* **Sumber**:
=-=-=-=-=

Nalar lincah dan supel dalam Menolak
Nalar Murni, Mencegah Hidup Tanpa Nalar oleh Bagus Takwin ("Bentara",
Kompas, 4/7/2003) ataupun nalar yang memuisi dalam Tanah Tak Berjejak Para
Penyair, Donny Gahral Adian ("Bentara", Kompas, 2/5/2003), saya kira
hanya persoalan operasional teknis penalaran dan bukan hakikat penalaran, sama
halnya penekanan dan pertentangan yang timbul dalam berbagai isme. Penalaran
yang memuisi adalah manifestasi penyiasatan terhadap realitas yang mengelak
tadi. Tidakkah Nietzsche menyatakan bahwa realitas yang tersisa pastilah
"puisi".
Penalaran utuh tidak menghasilkan
benturan, sebab proses penalaran adalah proses menyeluruh kesadaran manusia
yang melibatkan pikir dan akal budi. Polarisasi pemikiran dalam tataran praksis
terjadi karena realitas dilihat secara fragmentatif, dari sisi subyek, obyek
atau dari sisi keduanya secara berbalasan. Kekhawatiran Bagus Takwin bahwa
nalar asli tidak sanggup mengatasi pluralisme dan heterogenitas persoalan
adalah kekhawatiran berlebihan. Dalam operasionalisi, nalar asli dapat saja
menumpang pada berbagai isme yang ada, tetapi tidak menumpang untuk selamanya,
dalam arti, sadar diri dan kritis pada dasar mana ia berpijak, dan saat mana ia
harus berpindah demi keselarasan dan keseimbangan. Nalar lincah dan supel yang
dibarengi ketundukan dan kepatuhan. Ungkapan penolakan terhadap nalar asli
justru mengingkari sifat-sifat lincah, supel, patuh dan tunduk dari nalar
sendiri, sebab ia terjerumus dalam lubang yang digalinya sendiri, tidak toleran,
sok kuasa yang justru dibenci mazhab-mazhab pemikiran operasional sekarang,
semacam neopragmatisme hermeunetik, dan dekonstruksi.
Pemujaan Husain terhadap nalar asli
seperti Parmenides, Zeno, Pythagoras, Plato seperti dituduhkan bukan hal yang
disesalkan, sebab Husain tentu saja memiliki pengalaman tersendiri sebelum
menjatuhkan pilihan. Sesuatu yang dialami (kata dialami, harus digarisbawahi)
akan memberikan kesadaran sekaligus pengetahuan untuk kemudian memilih mana
yang sesuai. Toh, pemikiran-pemikiran itu sebetulnya terletak di masa depan.

=-=-=-=-=

* **Cuplikan Data**:

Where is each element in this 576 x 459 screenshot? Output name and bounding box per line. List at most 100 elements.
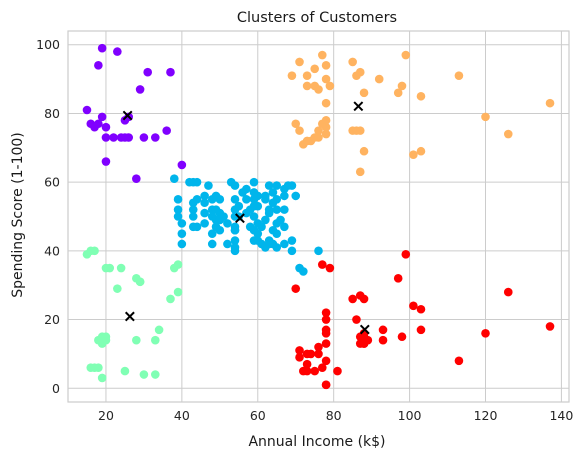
data-point-cluster-3	[268, 188, 278, 197]
data-point-cluster-3	[177, 229, 187, 238]
data-point-cluster-3	[200, 198, 209, 208]
data-point-cluster-5	[393, 274, 403, 283]
data-point-cluster-4	[132, 335, 141, 345]
data-point-cluster-3	[249, 177, 259, 187]
data-point-cluster-3	[177, 239, 187, 249]
data-point-cluster-3	[188, 205, 198, 214]
data-point-cluster-5	[302, 366, 312, 376]
centroid-markers	[122, 101, 370, 335]
data-point-cluster-5	[416, 325, 426, 335]
data-point-cluster-5	[302, 359, 312, 369]
data-point-cluster-1	[120, 116, 130, 125]
data-point-cluster-2	[325, 81, 335, 91]
data-point-cluster-3	[200, 191, 209, 201]
data-point-cluster-3	[261, 195, 270, 204]
data-point-cluster-1	[97, 43, 107, 53]
data-point-cluster-3	[230, 195, 240, 204]
data-point-cluster-5	[295, 353, 304, 362]
data-point-cluster-1	[101, 157, 111, 166]
chart-title: Clusters of Customers	[237, 10, 397, 26]
data-point-cluster-3	[249, 212, 259, 221]
data-point-cluster-2	[321, 98, 331, 108]
data-point-cluster-1	[132, 174, 141, 184]
data-point-cluster-3	[177, 219, 187, 228]
data-point-cluster-2	[295, 57, 304, 67]
data-point-cluster-5	[314, 349, 323, 359]
plot-frame	[67, 30, 570, 403]
data-point-cluster-5	[321, 380, 331, 390]
data-point-cluster-3	[200, 219, 209, 228]
data-point-cluster-1	[97, 112, 107, 122]
data-point-cluster-3	[188, 212, 198, 221]
data-point-cluster-5	[503, 287, 513, 297]
data-point-cluster-1	[109, 133, 118, 142]
data-point-cluster-2	[359, 146, 369, 156]
data-point-cluster-2	[374, 74, 384, 84]
data-point-cluster-1	[82, 105, 92, 115]
data-point-cluster-3	[200, 208, 209, 218]
data-point-cluster-2	[314, 133, 323, 142]
data-point-cluster-3	[264, 208, 274, 218]
data-point-cluster-3	[173, 195, 183, 204]
data-point-cluster-5	[352, 315, 361, 324]
data-point-cluster-5	[321, 356, 331, 366]
data-point-cluster-2	[481, 112, 490, 122]
data-point-cluster-3	[230, 225, 240, 235]
data-point-cluster-3	[234, 201, 244, 211]
data-point-cluster-5	[306, 349, 316, 359]
x-axis-label: Annual Income (k$)	[248, 434, 385, 450]
y-tick-label: 80	[44, 106, 60, 121]
data-point-cluster-3	[207, 239, 217, 249]
scatter-points	[82, 43, 555, 390]
data-point-cluster-3	[272, 195, 282, 204]
centroid-marker	[235, 213, 245, 224]
data-point-cluster-5	[321, 315, 331, 324]
data-point-cluster-3	[261, 215, 270, 225]
data-point-cluster-5	[317, 363, 327, 372]
data-point-cluster-1	[150, 133, 160, 142]
data-point-cluster-2	[454, 71, 464, 80]
data-point-cluster-3	[280, 239, 289, 249]
x-tick-label: 140	[549, 408, 573, 423]
data-point-cluster-3	[215, 225, 225, 235]
data-point-cluster-4	[120, 366, 130, 376]
data-point-cluster-2	[287, 71, 297, 80]
data-point-cluster-2	[393, 88, 403, 98]
data-point-cluster-2	[314, 126, 323, 135]
data-point-cluster-2	[355, 126, 365, 135]
data-point-cluster-5	[545, 322, 555, 331]
data-point-cluster-3	[287, 236, 297, 245]
data-point-cluster-4	[97, 373, 107, 383]
data-point-cluster-1	[139, 133, 149, 142]
data-point-cluster-2	[317, 50, 327, 60]
data-point-cluster-5	[397, 332, 407, 342]
data-point-cluster-3	[291, 191, 301, 201]
data-point-cluster-1	[177, 160, 187, 170]
x-tick-label: 100	[398, 408, 422, 423]
data-point-cluster-5	[314, 342, 323, 352]
data-point-cluster-3	[299, 267, 308, 276]
data-point-cluster-2	[321, 74, 331, 84]
data-point-cluster-2	[321, 61, 331, 70]
data-point-cluster-1	[162, 126, 171, 135]
data-point-cluster-5	[348, 294, 357, 304]
x-tick-label: 60	[250, 408, 266, 423]
data-point-cluster-5	[333, 366, 342, 376]
y-tick-label: 100	[36, 37, 60, 52]
data-point-cluster-3	[280, 191, 289, 201]
data-point-cluster-4	[154, 325, 164, 335]
data-point-cluster-3	[173, 205, 183, 214]
data-point-cluster-3	[223, 239, 232, 249]
data-point-cluster-2	[416, 146, 426, 156]
data-point-cluster-1	[113, 47, 122, 56]
x-tick-label: 120	[474, 408, 498, 423]
data-point-cluster-2	[355, 167, 365, 177]
y-tick-label: 0	[52, 381, 60, 396]
data-point-cluster-3	[192, 195, 202, 204]
centroid-marker	[124, 311, 135, 322]
data-point-cluster-2	[302, 71, 312, 80]
data-point-cluster-5	[416, 304, 426, 314]
data-point-cluster-3	[215, 195, 225, 204]
data-point-cluster-1	[166, 67, 175, 77]
data-point-cluster-5	[321, 339, 331, 348]
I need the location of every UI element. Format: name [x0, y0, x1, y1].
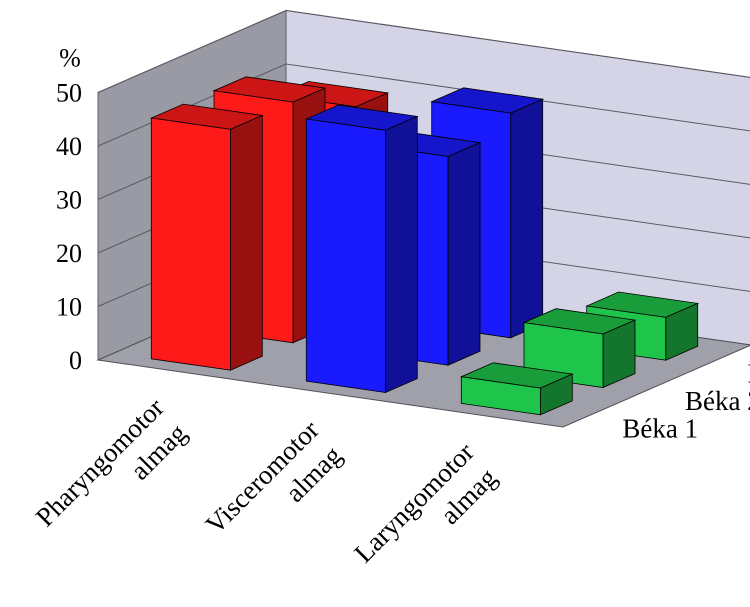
y-tick-label: 10 [56, 293, 82, 322]
y-tick-label: 30 [56, 186, 82, 215]
bar-side [384, 115, 418, 394]
bar-front [305, 118, 386, 393]
y-axis: 0 10 20 30 40 50% [56, 44, 82, 376]
y-tick-label: 20 [56, 239, 82, 268]
bar-side [447, 141, 481, 366]
series-label: Béka 1 [622, 413, 698, 443]
bars [149, 76, 700, 416]
category-label: Laryngomotoralmag [348, 437, 504, 593]
y-tick-label: 40 [56, 132, 82, 161]
category-label: Visceromotoralmag [200, 415, 349, 564]
series-label: Béka 2 [685, 386, 750, 416]
bar-front [150, 117, 231, 371]
bar-front [460, 376, 541, 416]
y-unit-label: % [59, 44, 81, 73]
bar [459, 362, 574, 416]
gridline [97, 9, 750, 93]
bar-side [229, 114, 263, 371]
bar-side [510, 98, 544, 339]
y-tick-label: 50 [56, 79, 82, 108]
bar [149, 103, 264, 371]
series-label: Béka 3 [748, 359, 750, 389]
bar [304, 104, 419, 394]
category-label: Pharyngomotoralmag [30, 392, 194, 556]
y-tick-label: 0 [69, 346, 82, 375]
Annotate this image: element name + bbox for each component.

=-=-=-=-=

* **Daftar Tugas**:
1: Sebutkan semua pemikir yang dipuja Husain sebagai penganut nalar asli menurut teks tentang nalar.
2: Dalam teks tentang nalar, siapa yang menyatakan bahwa realitas yang tersisa pastilah "puisi"?
3: Salin ulang bagian teks tentang nalar dari "Pemujaan Husain terhadap" sampai "dialami, harus digarisbawahi)".
Baris-baris data diambil dari sumber lain, bukan dari teks tentang nalar.

* **Hasil Berurutan**:
1: Parmenides, Zeno, Pythagoras, Plato

2: Nietzsche.

3:
Pemujaan Husain terhadap nalar asli
seperti Parmenides, Zeno, Pythagoras, Plato seperti dituduhkan bukan hal yang
disesalkan, sebab Husain tentu saja memiliki pengalaman tersendiri sebelum
menjatuhkan pilihan. Sesuatu yang dialami (kata dialami, harus digarisbawahi)